Document passage →
[start]
Ash up to 3 metres deep was deposited over the entire town imposing severe live loads to structures, smothering roads and services, and blocking stormwater drainage. The ash was able adhere to steep surfaces greater than 45 degrees as the initial ashfalls were wet. Subsequent layers bonded to this initial layer and also became saturated due to incessant rain. Some roof structures were exposed to ash loads of up to 5.4 kN/sq.m. Consequently, the immense ashfall loads caused most of the initial wide spread damage.Mudflows and Flash Floods.
The volcanic eruption generated its own micro-climate as a result of the thick ash plumes reaching a height of 5km. This caused constant torrential rain for weeks after the initial eruption. The steep slopes of the caldera wall and the high intensity rainfall resulted in mudflows and flash flooding throughout most of the town. The drainage system had already been inundated with ash and debris, therefore the mudflows and flash floods travelled in an indiscriminate manner and caused significant damage to infrastructure and property.Mudfills.
Initial ashfalls were saturated, fine-grained material. Under the weight of subsequent layers of ash, this initial layer flowed into confined spaces such as locked rooms, stormwater pipes and telecommunication junction pits. Depths up to 300mm were reported and, once the mudfills dried and hardened, proved extremely difficult to excavate.Earthquakes
. The seismic activity that triggered and accompanied the volcanic eruption was of intensities up to 7 or 8 on the Modified Mercalli (MM) scale. Whilst little damage was caused by the initial earthquakes, it will be shown later that, subsequent seismic events contributed to wide spread damage.Tsunamis
. The eruption and pyroclastic flow from Vulcan generated a 2-3m tsunami and which reached up to 200m inland. Compared to other events, little damage was caused by this.Corrosion
. Volcanic ash contains compounds including sulphur and chlorides that can be highly corrosive. Corrosion of all types of metals, including aluminium alloys and zinc, started immediately and accelerated rates of corrosion continue today.Pyroclastic Flow
. A pyroclastic flow was generated by the sudden, massive eruption of Vulcan. Such a flow is produced by super-heated ash and gas falling down the tall volcanic column and rushing along at ground level at hundreds of kilometers per hour. Pyroclastic flow is considered the most dangerous volcanic hazard to life and property. Fortunately the pyroclastic flow produced by Vulcan was of low intensity and Rabaul Town was not seriously affected. However, the pyroclastic flow destroyed some buildings around Vulcan and a tsunami was also produced.Future Hazards
. The Rabaul Volcanological Observatory has predicted that there will be another eruption. The magnitude, the source(s) of the eruption, and when it will occur are essentially unknown. In a combined approach with the Observatory, Professor Russell Blong (Risk Advisor) was able to establish that based upon a limited documented history, it is expected that there will be another eruption within 40 years of the 1994 eruption and its magnitude will be less than or similar in size.
[end]
Data extract →
[start]
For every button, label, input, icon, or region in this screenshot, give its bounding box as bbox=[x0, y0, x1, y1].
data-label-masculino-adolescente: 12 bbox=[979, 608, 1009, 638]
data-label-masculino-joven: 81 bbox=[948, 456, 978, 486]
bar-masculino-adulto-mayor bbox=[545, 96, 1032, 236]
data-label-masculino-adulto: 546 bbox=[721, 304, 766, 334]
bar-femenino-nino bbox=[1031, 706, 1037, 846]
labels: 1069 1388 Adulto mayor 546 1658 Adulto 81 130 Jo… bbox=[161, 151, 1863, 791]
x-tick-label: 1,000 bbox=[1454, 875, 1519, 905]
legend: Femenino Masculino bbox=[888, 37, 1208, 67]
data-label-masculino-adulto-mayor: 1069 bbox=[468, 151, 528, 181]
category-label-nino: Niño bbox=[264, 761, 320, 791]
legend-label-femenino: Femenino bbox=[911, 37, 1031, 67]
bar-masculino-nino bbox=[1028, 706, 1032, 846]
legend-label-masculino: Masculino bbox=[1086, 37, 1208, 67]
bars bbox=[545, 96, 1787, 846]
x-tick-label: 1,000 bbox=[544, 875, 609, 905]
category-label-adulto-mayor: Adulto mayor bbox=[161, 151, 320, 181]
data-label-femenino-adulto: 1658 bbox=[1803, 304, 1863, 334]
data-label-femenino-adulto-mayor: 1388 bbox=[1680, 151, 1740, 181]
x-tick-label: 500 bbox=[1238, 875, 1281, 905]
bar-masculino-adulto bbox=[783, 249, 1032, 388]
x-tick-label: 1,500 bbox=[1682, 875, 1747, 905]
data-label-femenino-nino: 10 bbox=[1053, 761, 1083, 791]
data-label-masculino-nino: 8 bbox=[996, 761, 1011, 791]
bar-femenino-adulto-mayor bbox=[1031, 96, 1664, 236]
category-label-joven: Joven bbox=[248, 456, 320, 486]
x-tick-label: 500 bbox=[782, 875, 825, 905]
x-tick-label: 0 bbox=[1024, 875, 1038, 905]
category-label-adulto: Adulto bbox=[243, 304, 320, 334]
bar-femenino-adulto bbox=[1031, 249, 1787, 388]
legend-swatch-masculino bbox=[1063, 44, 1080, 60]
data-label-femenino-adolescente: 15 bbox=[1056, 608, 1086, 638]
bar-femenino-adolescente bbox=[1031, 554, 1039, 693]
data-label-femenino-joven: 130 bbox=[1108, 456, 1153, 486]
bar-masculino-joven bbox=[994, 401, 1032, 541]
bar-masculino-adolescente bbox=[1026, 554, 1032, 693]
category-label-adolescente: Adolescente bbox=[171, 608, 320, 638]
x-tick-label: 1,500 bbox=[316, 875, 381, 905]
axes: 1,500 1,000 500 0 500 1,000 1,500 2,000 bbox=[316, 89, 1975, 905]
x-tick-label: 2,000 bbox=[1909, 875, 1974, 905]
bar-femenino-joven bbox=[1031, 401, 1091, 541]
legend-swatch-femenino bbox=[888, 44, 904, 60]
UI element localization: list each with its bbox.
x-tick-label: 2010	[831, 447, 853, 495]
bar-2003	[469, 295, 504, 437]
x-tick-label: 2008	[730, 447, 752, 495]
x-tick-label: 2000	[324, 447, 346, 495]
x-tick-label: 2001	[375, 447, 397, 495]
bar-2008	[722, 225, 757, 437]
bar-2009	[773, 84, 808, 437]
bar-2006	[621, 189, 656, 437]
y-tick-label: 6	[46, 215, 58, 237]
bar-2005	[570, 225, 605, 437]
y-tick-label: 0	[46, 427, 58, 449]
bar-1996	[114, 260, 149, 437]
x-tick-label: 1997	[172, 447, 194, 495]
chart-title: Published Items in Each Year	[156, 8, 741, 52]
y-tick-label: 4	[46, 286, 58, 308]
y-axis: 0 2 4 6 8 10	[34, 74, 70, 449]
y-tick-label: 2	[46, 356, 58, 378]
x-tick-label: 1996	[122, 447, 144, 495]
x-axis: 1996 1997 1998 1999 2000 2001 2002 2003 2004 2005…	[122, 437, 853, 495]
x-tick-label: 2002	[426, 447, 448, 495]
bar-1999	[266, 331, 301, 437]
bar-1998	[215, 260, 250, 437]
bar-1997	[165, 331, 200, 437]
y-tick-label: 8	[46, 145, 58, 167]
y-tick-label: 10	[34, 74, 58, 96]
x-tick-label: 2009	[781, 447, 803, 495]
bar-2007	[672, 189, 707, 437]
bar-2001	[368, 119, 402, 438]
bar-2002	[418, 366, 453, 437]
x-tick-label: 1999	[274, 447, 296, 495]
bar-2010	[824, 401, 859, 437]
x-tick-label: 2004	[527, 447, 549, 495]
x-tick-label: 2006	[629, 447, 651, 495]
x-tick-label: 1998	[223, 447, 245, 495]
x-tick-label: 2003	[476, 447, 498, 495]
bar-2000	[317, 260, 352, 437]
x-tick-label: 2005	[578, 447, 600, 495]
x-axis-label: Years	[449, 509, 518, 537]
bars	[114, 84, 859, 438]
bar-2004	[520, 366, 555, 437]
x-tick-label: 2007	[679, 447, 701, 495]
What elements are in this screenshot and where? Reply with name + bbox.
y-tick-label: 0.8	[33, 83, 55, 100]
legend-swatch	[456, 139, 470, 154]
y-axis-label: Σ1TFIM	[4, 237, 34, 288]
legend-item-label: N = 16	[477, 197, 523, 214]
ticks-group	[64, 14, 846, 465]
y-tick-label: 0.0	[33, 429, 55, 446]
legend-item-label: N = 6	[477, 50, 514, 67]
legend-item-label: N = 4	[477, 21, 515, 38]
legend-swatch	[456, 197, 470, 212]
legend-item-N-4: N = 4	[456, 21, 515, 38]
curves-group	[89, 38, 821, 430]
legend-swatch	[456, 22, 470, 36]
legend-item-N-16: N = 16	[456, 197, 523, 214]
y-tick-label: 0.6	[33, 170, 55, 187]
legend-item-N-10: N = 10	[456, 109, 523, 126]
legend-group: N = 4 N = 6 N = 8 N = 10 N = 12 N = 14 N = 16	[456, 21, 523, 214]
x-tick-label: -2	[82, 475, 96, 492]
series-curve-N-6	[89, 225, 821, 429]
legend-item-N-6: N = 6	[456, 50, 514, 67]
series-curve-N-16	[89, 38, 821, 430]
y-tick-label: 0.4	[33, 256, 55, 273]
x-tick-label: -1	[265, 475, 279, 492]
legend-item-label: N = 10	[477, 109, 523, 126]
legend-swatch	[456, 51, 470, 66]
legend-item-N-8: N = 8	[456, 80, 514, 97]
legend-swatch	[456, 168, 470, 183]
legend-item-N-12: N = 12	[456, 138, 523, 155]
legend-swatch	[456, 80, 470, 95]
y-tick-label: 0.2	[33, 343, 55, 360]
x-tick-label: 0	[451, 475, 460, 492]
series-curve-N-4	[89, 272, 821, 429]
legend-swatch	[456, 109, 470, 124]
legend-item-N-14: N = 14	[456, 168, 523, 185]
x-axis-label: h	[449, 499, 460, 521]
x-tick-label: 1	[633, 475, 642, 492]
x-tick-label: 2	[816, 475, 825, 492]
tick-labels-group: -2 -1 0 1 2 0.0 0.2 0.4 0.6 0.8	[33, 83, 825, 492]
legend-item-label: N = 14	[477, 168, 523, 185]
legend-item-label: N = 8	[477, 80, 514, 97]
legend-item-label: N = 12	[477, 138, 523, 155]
[end]
Tasks and exercises →
1) From the text on Rabaul's eruption hazards, write out the passage from "The volcanic eruption generated" to "infrastructure and property.Mudfills.".
2) Answer these from the text on Rabaul's eruption hazards:
(a) What height did the ash plumes reach?
(b) How far inland did the tsunami reach?
(c) Within how many years of the 1994 eruption is another eruption expected?
Use only the text on Rabaul's eruption hazards, not the items.

Final results →
1)
The volcanic eruption generated its own micro-climate as a result of the thick ash plumes reaching a height of 5km. This caused constant torrential rain for weeks after the initial eruption. The steep slopes of the caldera wall and the high intensity rainfall resulted in mudflows and flash flooding throughout most of the town. The drainage system had already been inundated with ash and debris, therefore the mudflows and flash floods travelled in an indiscriminate manner and caused significant damage to infrastructure and property.Mudfills.

2)
(a) 5km
(b) Up to 200m
(c) Within 40 years